Transcribe the material in full. Nothing should differ except that the pictures are left out.

Stored data entries:
* Start *

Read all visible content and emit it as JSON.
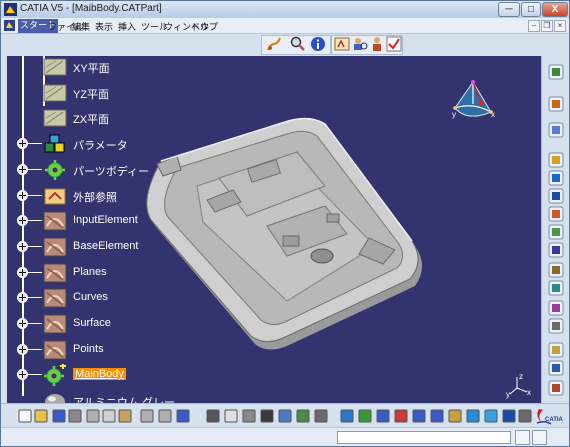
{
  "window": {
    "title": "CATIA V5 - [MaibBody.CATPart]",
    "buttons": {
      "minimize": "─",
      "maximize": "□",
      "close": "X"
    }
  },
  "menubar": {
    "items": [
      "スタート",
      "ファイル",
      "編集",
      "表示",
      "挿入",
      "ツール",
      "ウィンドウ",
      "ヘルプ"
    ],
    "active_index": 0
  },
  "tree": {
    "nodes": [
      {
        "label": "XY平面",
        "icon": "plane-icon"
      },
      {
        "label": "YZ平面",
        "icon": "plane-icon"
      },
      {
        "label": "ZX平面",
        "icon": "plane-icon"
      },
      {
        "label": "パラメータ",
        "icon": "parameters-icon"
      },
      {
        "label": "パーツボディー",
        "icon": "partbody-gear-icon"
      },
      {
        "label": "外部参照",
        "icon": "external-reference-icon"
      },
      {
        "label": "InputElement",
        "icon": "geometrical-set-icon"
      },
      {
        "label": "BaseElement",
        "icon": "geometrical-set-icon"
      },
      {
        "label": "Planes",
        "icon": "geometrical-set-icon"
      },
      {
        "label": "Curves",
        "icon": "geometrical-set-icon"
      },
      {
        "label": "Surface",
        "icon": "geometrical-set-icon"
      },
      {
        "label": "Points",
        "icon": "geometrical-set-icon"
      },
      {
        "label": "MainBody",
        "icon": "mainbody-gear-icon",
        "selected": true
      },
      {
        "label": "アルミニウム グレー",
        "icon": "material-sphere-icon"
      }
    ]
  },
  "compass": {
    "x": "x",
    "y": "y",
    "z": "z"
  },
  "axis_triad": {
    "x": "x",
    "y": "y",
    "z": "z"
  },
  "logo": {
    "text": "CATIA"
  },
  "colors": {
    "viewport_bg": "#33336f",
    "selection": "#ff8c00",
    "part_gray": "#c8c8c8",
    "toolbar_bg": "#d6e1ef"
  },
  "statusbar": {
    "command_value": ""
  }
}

* End *

### THE REPLY
Read all visible content and emit it as JSON.
{
  "window": {
    "title": "CATIA V5 - [MaibBody.CATPart]",
    "buttons": {
      "minimize": "─",
      "maximize": "□",
      "close": "X"
    }
  },
  "menubar": {
    "items": [
      "スタート",
      "ファイル",
      "編集",
      "表示",
      "挿入",
      "ツール",
      "ウィンドウ",
      "ヘルプ"
    ],
    "active_index": 0
  },
  "tree": {
    "nodes": [
      {
        "label": "XY平面",
        "icon": "plane-icon"
      },
      {
        "label": "YZ平面",
        "icon": "plane-icon"
      },
      {
        "label": "ZX平面",
        "icon": "plane-icon"
      },
      {
        "label": "パラメータ",
        "icon": "parameters-icon"
      },
      {
        "label": "パーツボディー",
        "icon": "partbody-gear-icon"
      },
      {
        "label": "外部参照",
        "icon": "external-reference-icon"
      },
      {
        "label": "InputElement",
        "icon": "geometrical-set-icon"
      },
      {
        "label": "BaseElement",
        "icon": "geometrical-set-icon"
      },
      {
        "label": "Planes",
        "icon": "geometrical-set-icon"
      },
      {
        "label": "Curves",
        "icon": "geometrical-set-icon"
      },
      {
        "label": "Surface",
        "icon": "geometrical-set-icon"
      },
      {
        "label": "Points",
        "icon": "geometrical-set-icon"
      },
      {
        "label": "MainBody",
        "icon": "mainbody-gear-icon",
        "selected": true
      },
      {
        "label": "アルミニウム グレー",
        "icon": "material-sphere-icon"
      }
    ]
  },
  "compass": {
    "x": "x",
    "y": "y",
    "z": "z"
  },
  "axis_triad": {
    "x": "x",
    "y": "y",
    "z": "z"
  },
  "logo": {
    "text": "CATIA"
  },
  "colors": {
    "viewport_bg": "#33336f",
    "selection": "#ff8c00",
    "part_gray": "#c8c8c8",
    "toolbar_bg": "#d6e1ef"
  },
  "statusbar": {
    "command_value": ""
  }
}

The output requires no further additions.